*** Entries supplied

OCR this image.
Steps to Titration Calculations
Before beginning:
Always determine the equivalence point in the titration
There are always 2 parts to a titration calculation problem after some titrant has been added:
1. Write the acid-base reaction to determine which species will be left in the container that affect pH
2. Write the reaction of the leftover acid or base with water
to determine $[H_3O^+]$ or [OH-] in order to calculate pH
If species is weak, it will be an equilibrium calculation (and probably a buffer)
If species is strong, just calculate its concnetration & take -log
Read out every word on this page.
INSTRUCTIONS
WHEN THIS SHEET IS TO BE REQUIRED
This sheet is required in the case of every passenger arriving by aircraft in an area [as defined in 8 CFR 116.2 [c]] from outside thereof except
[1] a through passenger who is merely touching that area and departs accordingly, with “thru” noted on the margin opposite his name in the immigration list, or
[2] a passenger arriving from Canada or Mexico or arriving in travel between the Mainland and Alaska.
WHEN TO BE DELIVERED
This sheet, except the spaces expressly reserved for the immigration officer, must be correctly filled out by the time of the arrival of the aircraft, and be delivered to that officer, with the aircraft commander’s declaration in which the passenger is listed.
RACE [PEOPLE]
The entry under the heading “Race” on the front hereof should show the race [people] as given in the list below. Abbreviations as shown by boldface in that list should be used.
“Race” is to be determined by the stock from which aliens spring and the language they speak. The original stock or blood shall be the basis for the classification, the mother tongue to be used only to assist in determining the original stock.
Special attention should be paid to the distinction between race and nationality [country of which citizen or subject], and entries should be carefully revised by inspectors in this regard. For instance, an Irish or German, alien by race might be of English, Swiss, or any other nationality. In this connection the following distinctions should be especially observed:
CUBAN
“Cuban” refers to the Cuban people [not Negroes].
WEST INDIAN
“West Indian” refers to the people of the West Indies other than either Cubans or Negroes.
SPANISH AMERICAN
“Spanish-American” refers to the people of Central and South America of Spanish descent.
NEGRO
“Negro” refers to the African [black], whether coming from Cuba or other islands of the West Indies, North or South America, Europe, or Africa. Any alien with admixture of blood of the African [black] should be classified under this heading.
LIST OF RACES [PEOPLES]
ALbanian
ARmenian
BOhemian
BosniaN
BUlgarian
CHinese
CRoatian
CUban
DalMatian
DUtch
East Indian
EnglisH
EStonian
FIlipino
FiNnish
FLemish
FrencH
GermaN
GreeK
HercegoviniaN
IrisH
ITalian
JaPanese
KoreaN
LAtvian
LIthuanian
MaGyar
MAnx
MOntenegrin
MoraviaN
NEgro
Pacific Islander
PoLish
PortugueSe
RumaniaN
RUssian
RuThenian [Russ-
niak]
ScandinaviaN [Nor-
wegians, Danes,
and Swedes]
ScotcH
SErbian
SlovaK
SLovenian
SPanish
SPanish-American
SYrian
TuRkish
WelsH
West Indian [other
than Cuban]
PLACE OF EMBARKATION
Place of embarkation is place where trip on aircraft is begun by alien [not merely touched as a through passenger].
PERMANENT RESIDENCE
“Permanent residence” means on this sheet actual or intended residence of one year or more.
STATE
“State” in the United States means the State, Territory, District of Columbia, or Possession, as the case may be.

******

Stated goal
Repeat every entry exactly as written above.

Full answer
OCR this image.
Steps to Titration Calculations
Before beginning:
Always determine the equivalence point in the titration
There are always 2 parts to a titration calculation problem after some titrant has been added:
1. Write the acid-base reaction to determine which species will be left in the container that affect pH
2. Write the reaction of the leftover acid or base with water
to determine $[H_3O^+]$ or [OH-] in order to calculate pH
If species is weak, it will be an equilibrium calculation (and probably a buffer)
If species is strong, just calculate its concnetration & take -log
Read out every word on this page.
INSTRUCTIONS
WHEN THIS SHEET IS TO BE REQUIRED
This sheet is required in the case of every passenger arriving by aircraft in an area [as defined in 8 CFR 116.2 [c]] from outside thereof except
[1] a through passenger who is merely touching that area and departs accordingly, with “thru” noted on the margin opposite his name in the immigration list, or
[2] a passenger arriving from Canada or Mexico or arriving in travel between the Mainland and Alaska.
WHEN TO BE DELIVERED
This sheet, except the spaces expressly reserved for the immigration officer, must be correctly filled out by the time of the arrival of the aircraft, and be delivered to that officer, with the aircraft commander’s declaration in which the passenger is listed.
RACE [PEOPLE]
The entry under the heading “Race” on the front hereof should show the race [people] as given in the list below. Abbreviations as shown by boldface in that list should be used.
“Race” is to be determined by the stock from which aliens spring and the language they speak. The original stock or blood shall be the basis for the classification, the mother tongue to be used only to assist in determining the original stock.
Special attention should be paid to the distinction between race and nationality [country of which citizen or subject], and entries should be carefully revised by inspectors in this regard. For instance, an Irish or German, alien by race might be of English, Swiss, or any other nationality. In this connection the following distinctions should be especially observed:
CUBAN
“Cuban” refers to the Cuban people [not Negroes].
WEST INDIAN
“West Indian” refers to the people of the West Indies other than either Cubans or Negroes.
SPANISH AMERICAN
“Spanish-American” refers to the people of Central and South America of Spanish descent.
NEGRO
“Negro” refers to the African [black], whether coming from Cuba or other islands of the West Indies, North or South America, Europe, or Africa. Any alien with admixture of blood of the African [black] should be classified under this heading.
LIST OF RACES [PEOPLES]
ALbanian
ARmenian
BOhemian
BosniaN
BUlgarian
CHinese
CRoatian
CUban
DalMatian
DUtch
East Indian
EnglisH
EStonian
FIlipino
FiNnish
FLemish
FrencH
GermaN
GreeK
HercegoviniaN
IrisH
ITalian
JaPanese
KoreaN
LAtvian
LIthuanian
MaGyar
MAnx
MOntenegrin
MoraviaN
NEgro
Pacific Islander
PoLish
PortugueSe
RumaniaN
RUssian
RuThenian [Russ-
niak]
ScandinaviaN [Nor-
wegians, Danes,
and Swedes]
ScotcH
SErbian
SlovaK
SLovenian
SPanish
SPanish-American
SYrian
TuRkish
WelsH
West Indian [other
than Cuban]
PLACE OF EMBARKATION
Place of embarkation is place where trip on aircraft is begun by alien [not merely touched as a through passenger].
PERMANENT RESIDENCE
“Permanent residence” means on this sheet actual or intended residence of one year or more.
STATE
“State” in the United States means the State, Territory, District of Columbia, or Possession, as the case may be.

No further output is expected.